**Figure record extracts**
_ _ _

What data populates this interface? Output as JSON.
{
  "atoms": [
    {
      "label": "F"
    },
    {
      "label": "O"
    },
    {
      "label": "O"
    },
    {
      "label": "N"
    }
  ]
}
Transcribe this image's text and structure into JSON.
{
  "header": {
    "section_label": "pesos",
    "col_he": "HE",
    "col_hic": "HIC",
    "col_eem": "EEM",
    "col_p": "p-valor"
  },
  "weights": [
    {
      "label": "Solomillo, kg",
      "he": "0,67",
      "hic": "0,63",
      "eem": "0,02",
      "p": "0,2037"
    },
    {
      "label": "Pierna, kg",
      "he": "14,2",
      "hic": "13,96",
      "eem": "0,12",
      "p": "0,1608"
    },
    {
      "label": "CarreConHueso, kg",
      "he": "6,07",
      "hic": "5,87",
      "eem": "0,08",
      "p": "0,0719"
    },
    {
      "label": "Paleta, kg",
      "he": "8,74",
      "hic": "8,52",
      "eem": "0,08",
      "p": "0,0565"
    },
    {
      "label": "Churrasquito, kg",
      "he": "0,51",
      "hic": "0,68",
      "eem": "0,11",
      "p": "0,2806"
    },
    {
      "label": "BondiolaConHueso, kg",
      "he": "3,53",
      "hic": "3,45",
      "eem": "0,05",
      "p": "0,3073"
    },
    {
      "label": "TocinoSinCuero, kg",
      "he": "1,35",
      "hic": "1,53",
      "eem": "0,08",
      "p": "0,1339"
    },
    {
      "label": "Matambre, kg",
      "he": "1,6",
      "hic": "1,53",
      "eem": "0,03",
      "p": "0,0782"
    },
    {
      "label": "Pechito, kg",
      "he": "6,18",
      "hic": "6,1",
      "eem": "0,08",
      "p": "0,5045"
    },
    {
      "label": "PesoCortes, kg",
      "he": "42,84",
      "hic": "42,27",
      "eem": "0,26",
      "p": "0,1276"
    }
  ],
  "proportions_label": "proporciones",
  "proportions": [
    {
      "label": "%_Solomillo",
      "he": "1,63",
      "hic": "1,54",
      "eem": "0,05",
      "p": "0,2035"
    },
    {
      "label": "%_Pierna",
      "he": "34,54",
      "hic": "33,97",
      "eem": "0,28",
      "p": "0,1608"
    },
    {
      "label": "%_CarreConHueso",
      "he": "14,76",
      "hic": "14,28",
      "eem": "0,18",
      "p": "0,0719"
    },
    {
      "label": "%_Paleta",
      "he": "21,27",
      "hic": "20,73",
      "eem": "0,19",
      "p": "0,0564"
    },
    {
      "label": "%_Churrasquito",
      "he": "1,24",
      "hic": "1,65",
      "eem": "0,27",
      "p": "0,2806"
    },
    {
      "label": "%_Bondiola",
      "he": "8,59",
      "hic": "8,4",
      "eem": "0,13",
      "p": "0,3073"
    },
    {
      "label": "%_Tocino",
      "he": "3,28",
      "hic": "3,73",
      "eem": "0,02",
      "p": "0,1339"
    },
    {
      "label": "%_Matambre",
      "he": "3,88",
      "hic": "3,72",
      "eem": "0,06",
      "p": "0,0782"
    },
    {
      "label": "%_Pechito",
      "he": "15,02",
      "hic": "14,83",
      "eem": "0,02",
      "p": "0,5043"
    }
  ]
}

_ _ _

Scan the lines for the string "JSON". Copy out each line that matches.

**In response**
What data populates this interface? Output as JSON.
Transcribe this image's text and structure into JSON.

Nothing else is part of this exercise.